- Dataset items -
__________________________________________________
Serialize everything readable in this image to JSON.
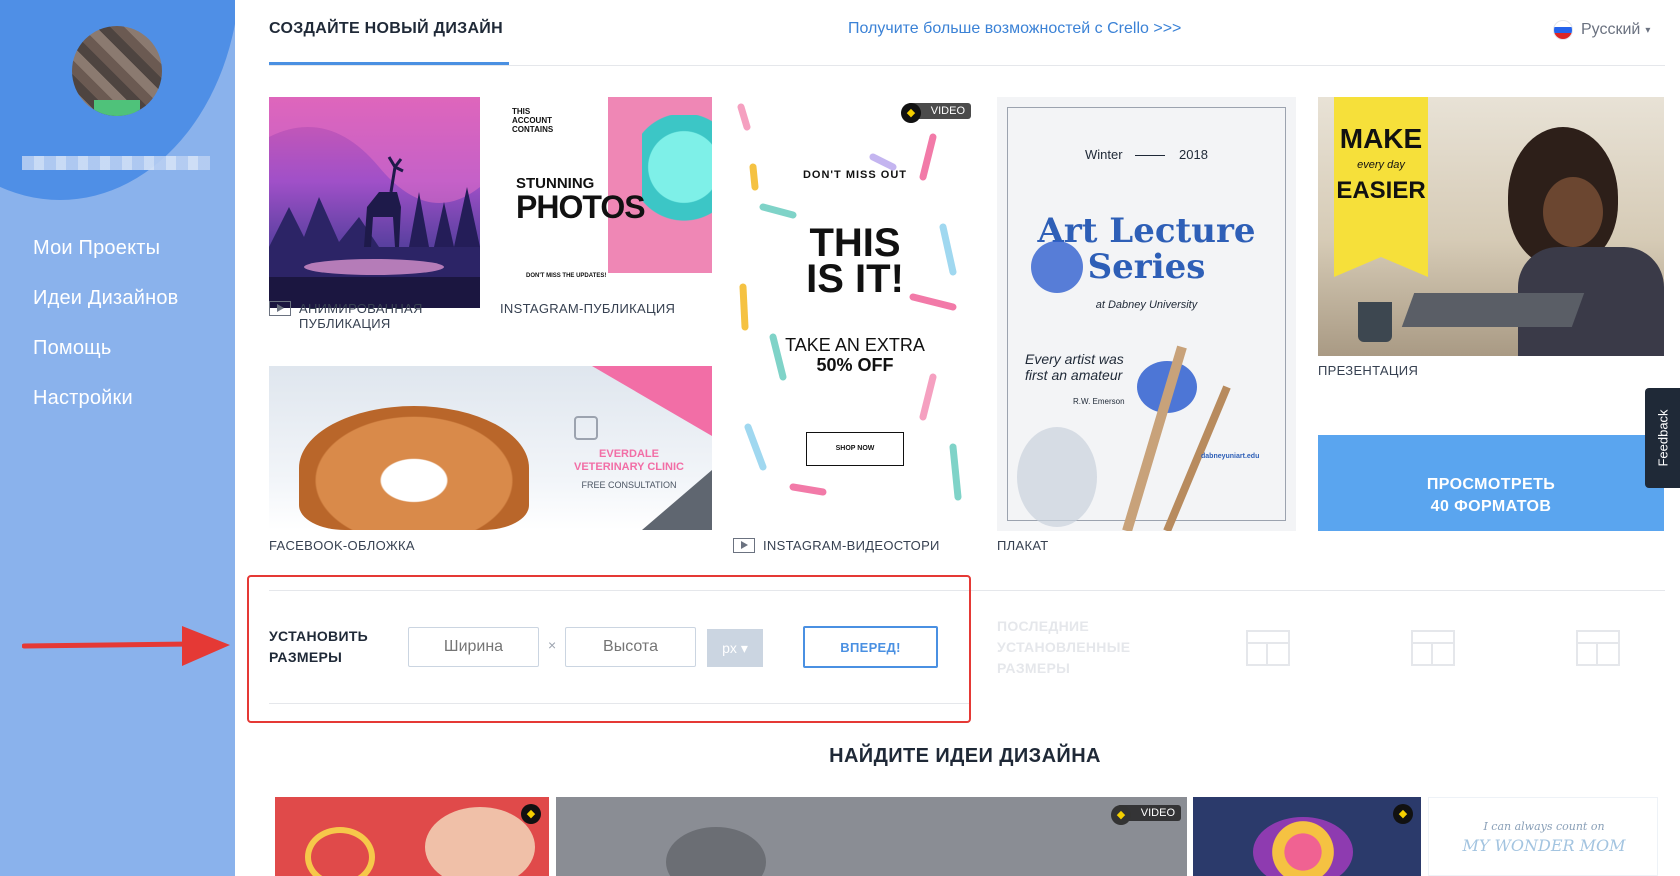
{
  "sidebar": {
    "nav": [
      "Мои Проекты",
      "Идеи Дизайнов",
      "Помощь",
      "Настройки"
    ]
  },
  "header": {
    "tab_label": "СОЗДАЙТЕ НОВЫЙ ДИЗАЙН",
    "upgrade_link": "Получите больше возможностей с Crello >>>",
    "language": "Русский"
  },
  "templates": {
    "animated": {
      "caption_line1": "АНИМИРОВАННАЯ",
      "caption_line2": "ПУБЛИКАЦИЯ"
    },
    "instagram": {
      "caption": "INSTAGRAM-ПУБЛИКАЦИЯ",
      "text_small": "THIS ACCOUNT CONTAINS",
      "text_stunning": "STUNNING",
      "text_photos": "PHOTOS",
      "text_footer": "DON'T MISS THE UPDATES!"
    },
    "story": {
      "caption": "INSTAGRAM-ВИДЕОСТОРИ",
      "badge": "VIDEO",
      "dont_miss": "DON'T MISS OUT",
      "headline1": "THIS",
      "headline2": "IS IT!",
      "offer1": "TAKE AN EXTRA",
      "offer2": "50% OFF",
      "shop": "SHOP NOW"
    },
    "poster": {
      "caption": "ПЛАКАТ",
      "season": "Winter",
      "year": "2018",
      "title1": "Art Lecture",
      "title2": "Series",
      "university": "at Dabney University",
      "quote1": "Every artist was",
      "quote2": "first an amateur",
      "author": "R.W. Emerson",
      "site": "dabneyuniart.edu"
    },
    "presentation": {
      "caption": "ПРЕЗЕНТАЦИЯ",
      "sign1": "MAKE",
      "sign2": "every day",
      "sign3": "EASIER"
    },
    "facebook": {
      "caption": "FACEBOOK-ОБЛОЖКА",
      "clinic1": "EVERDALE",
      "clinic2": "VETERINARY CLINIC",
      "consult": "FREE CONSULTATION"
    }
  },
  "view_formats": {
    "line1": "ПРОСМОТРЕТЬ",
    "line2": "40 ФОРМАТОВ"
  },
  "feedback": "Feedback",
  "custom_size": {
    "label_line1": "УСТАНОВИТЬ",
    "label_line2": "РАЗМЕРЫ",
    "width_placeholder": "Ширина",
    "height_placeholder": "Высота",
    "times": "×",
    "unit": "px ▾",
    "go": "ВПЕРЕД!",
    "recent_line1": "ПОСЛЕДНИЕ",
    "recent_line2": "УСТАНОВЛЕННЫЕ",
    "recent_line3": "РАЗМЕРЫ"
  },
  "ideas": {
    "title": "НАЙДИТЕ ИДЕИ ДИЗАЙНА",
    "video_badge": "VIDEO",
    "mom_line1": "I can always count on",
    "mom_line2": "MY WONDER MOM"
  },
  "colors": {
    "accent": "#4a90e2",
    "sidebar": "#8ab2ec",
    "highlight": "#e53935"
  }
}
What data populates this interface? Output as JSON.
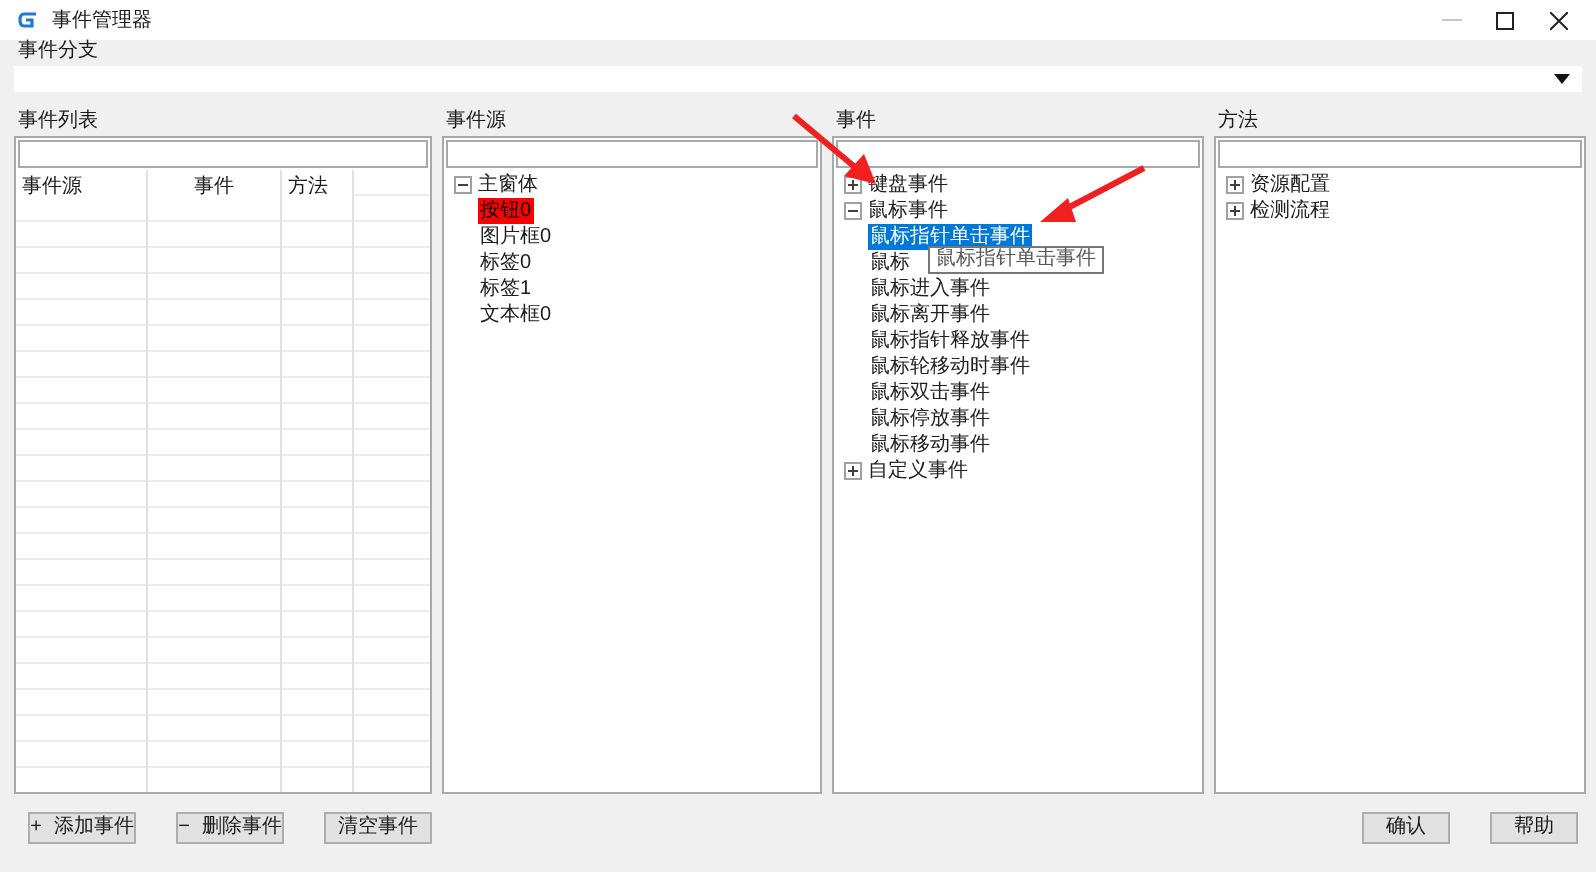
{
  "window": {
    "title": "事件管理器"
  },
  "branch": {
    "label": "事件分支"
  },
  "panels": [
    {
      "kind": "table",
      "label": "事件列表",
      "columns": [
        "事件源",
        "事件",
        "方法"
      ]
    },
    {
      "kind": "source",
      "label": "事件源",
      "tree": [
        {
          "label": "主窗体",
          "expanded": true,
          "selected": false,
          "children": [
            {
              "label": "按钮0",
              "selected": true
            },
            {
              "label": "图片框0",
              "selected": false
            },
            {
              "label": "标签0",
              "selected": false
            },
            {
              "label": "标签1",
              "selected": false
            },
            {
              "label": "文本框0",
              "selected": false
            }
          ]
        }
      ]
    },
    {
      "kind": "tree",
      "label": "事件",
      "tree": [
        {
          "label": "键盘事件",
          "expanded": false,
          "selected": false
        },
        {
          "label": "鼠标事件",
          "expanded": true,
          "selected": false,
          "children": [
            {
              "label": "鼠标指针单击事件",
              "selected": true
            },
            {
              "label": "鼠标",
              "selected": false
            },
            {
              "label": "鼠标进入事件",
              "selected": false
            },
            {
              "label": "鼠标离开事件",
              "selected": false
            },
            {
              "label": "鼠标指针释放事件",
              "selected": false
            },
            {
              "label": "鼠标轮移动时事件",
              "selected": false
            },
            {
              "label": "鼠标双击事件",
              "selected": false
            },
            {
              "label": "鼠标停放事件",
              "selected": false
            },
            {
              "label": "鼠标移动事件",
              "selected": false
            }
          ]
        },
        {
          "label": "自定义事件",
          "expanded": false,
          "selected": false
        }
      ],
      "tooltip": {
        "text": "鼠标指针单击事件"
      }
    },
    {
      "kind": "tree",
      "label": "方法",
      "tree": [
        {
          "label": "资源配置",
          "expanded": false,
          "selected": false
        },
        {
          "label": "检测流程",
          "expanded": false,
          "selected": false
        }
      ]
    }
  ],
  "left_buttons": [
    {
      "icon": "+",
      "label": "添加事件"
    },
    {
      "icon": "−",
      "label": "删除事件"
    },
    {
      "label": "清空事件"
    }
  ],
  "right_buttons": [
    {
      "label": "确认"
    },
    {
      "label": "帮助"
    }
  ],
  "annotations": [
    {
      "kind": "arrow"
    },
    {
      "kind": "arrow"
    }
  ]
}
__________________________________________________
- PROBLEM DESCRIPTION -
Print each of the records above exactly as written, leaving no picture in the copy.

- SOLVED PROBLEM -
Serialize everything readable in this image to JSON.
{
  "sidebar": {
    "nav": [
      "Мои Проекты",
      "Идеи Дизайнов",
      "Помощь",
      "Настройки"
    ]
  },
  "header": {
    "tab_label": "СОЗДАЙТЕ НОВЫЙ ДИЗАЙН",
    "upgrade_link": "Получите больше возможностей с Crello >>>",
    "language": "Русский"
  },
  "templates": {
    "animated": {
      "caption_line1": "АНИМИРОВАННАЯ",
      "caption_line2": "ПУБЛИКАЦИЯ"
    },
    "instagram": {
      "caption": "INSTAGRAM-ПУБЛИКАЦИЯ",
      "text_small": "THIS ACCOUNT CONTAINS",
      "text_stunning": "STUNNING",
      "text_photos": "PHOTOS",
      "text_footer": "DON'T MISS THE UPDATES!"
    },
    "story": {
      "caption": "INSTAGRAM-ВИДЕОСТОРИ",
      "badge": "VIDEO",
      "dont_miss": "DON'T MISS OUT",
      "headline1": "THIS",
      "headline2": "IS IT!",
      "offer1": "TAKE AN EXTRA",
      "offer2": "50% OFF",
      "shop": "SHOP NOW"
    },
    "poster": {
      "caption": "ПЛАКАТ",
      "season": "Winter",
      "year": "2018",
      "title1": "Art Lecture",
      "title2": "Series",
      "university": "at Dabney University",
      "quote1": "Every artist was",
      "quote2": "first an amateur",
      "author": "R.W. Emerson",
      "site": "dabneyuniart.edu"
    },
    "presentation": {
      "caption": "ПРЕЗЕНТАЦИЯ",
      "sign1": "MAKE",
      "sign2": "every day",
      "sign3": "EASIER"
    },
    "facebook": {
      "caption": "FACEBOOK-ОБЛОЖКА",
      "clinic1": "EVERDALE",
      "clinic2": "VETERINARY CLINIC",
      "consult": "FREE CONSULTATION"
    }
  },
  "view_formats": {
    "line1": "ПРОСМОТРЕТЬ",
    "line2": "40 ФОРМАТОВ"
  },
  "feedback": "Feedback",
  "custom_size": {
    "label_line1": "УСТАНОВИТЬ",
    "label_line2": "РАЗМЕРЫ",
    "width_placeholder": "Ширина",
    "height_placeholder": "Высота",
    "times": "×",
    "unit": "px ▾",
    "go": "ВПЕРЕД!",
    "recent_line1": "ПОСЛЕДНИЕ",
    "recent_line2": "УСТАНОВЛЕННЫЕ",
    "recent_line3": "РАЗМЕРЫ"
  },
  "ideas": {
    "title": "НАЙДИТЕ ИДЕИ ДИЗАЙНА",
    "video_badge": "VIDEO",
    "mom_line1": "I can always count on",
    "mom_line2": "MY WONDER MOM"
  },
  "colors": {
    "accent": "#4a90e2",
    "sidebar": "#8ab2ec",
    "highlight": "#e53935"
  }
}
What data populates this interface? Output as JSON.
{
  "window": {
    "title": "事件管理器"
  },
  "branch": {
    "label": "事件分支"
  },
  "panels": [
    {
      "kind": "table",
      "label": "事件列表",
      "columns": [
        "事件源",
        "事件",
        "方法"
      ]
    },
    {
      "kind": "source",
      "label": "事件源",
      "tree": [
        {
          "label": "主窗体",
          "expanded": true,
          "selected": false,
          "children": [
            {
              "label": "按钮0",
              "selected": true
            },
            {
              "label": "图片框0",
              "selected": false
            },
            {
              "label": "标签0",
              "selected": false
            },
            {
              "label": "标签1",
              "selected": false
            },
            {
              "label": "文本框0",
              "selected": false
            }
          ]
        }
      ]
    },
    {
      "kind": "tree",
      "label": "事件",
      "tree": [
        {
          "label": "键盘事件",
          "expanded": false,
          "selected": false
        },
        {
          "label": "鼠标事件",
          "expanded": true,
          "selected": false,
          "children": [
            {
              "label": "鼠标指针单击事件",
              "selected": true
            },
            {
              "label": "鼠标",
              "selected": false
            },
            {
              "label": "鼠标进入事件",
              "selected": false
            },
            {
              "label": "鼠标离开事件",
              "selected": false
            },
            {
              "label": "鼠标指针释放事件",
              "selected": false
            },
            {
              "label": "鼠标轮移动时事件",
              "selected": false
            },
            {
              "label": "鼠标双击事件",
              "selected": false
            },
            {
              "label": "鼠标停放事件",
              "selected": false
            },
            {
              "label": "鼠标移动事件",
              "selected": false
            }
          ]
        },
        {
          "label": "自定义事件",
          "expanded": false,
          "selected": false
        }
      ],
      "tooltip": {
        "text": "鼠标指针单击事件"
      }
    },
    {
      "kind": "tree",
      "label": "方法",
      "tree": [
        {
          "label": "资源配置",
          "expanded": false,
          "selected": false
        },
        {
          "label": "检测流程",
          "expanded": false,
          "selected": false
        }
      ]
    }
  ],
  "left_buttons": [
    {
      "icon": "+",
      "label": "添加事件"
    },
    {
      "icon": "−",
      "label": "删除事件"
    },
    {
      "label": "清空事件"
    }
  ],
  "right_buttons": [
    {
      "label": "确认"
    },
    {
      "label": "帮助"
    }
  ],
  "annotations": [
    {
      "kind": "arrow"
    },
    {
      "kind": "arrow"
    }
  ]
}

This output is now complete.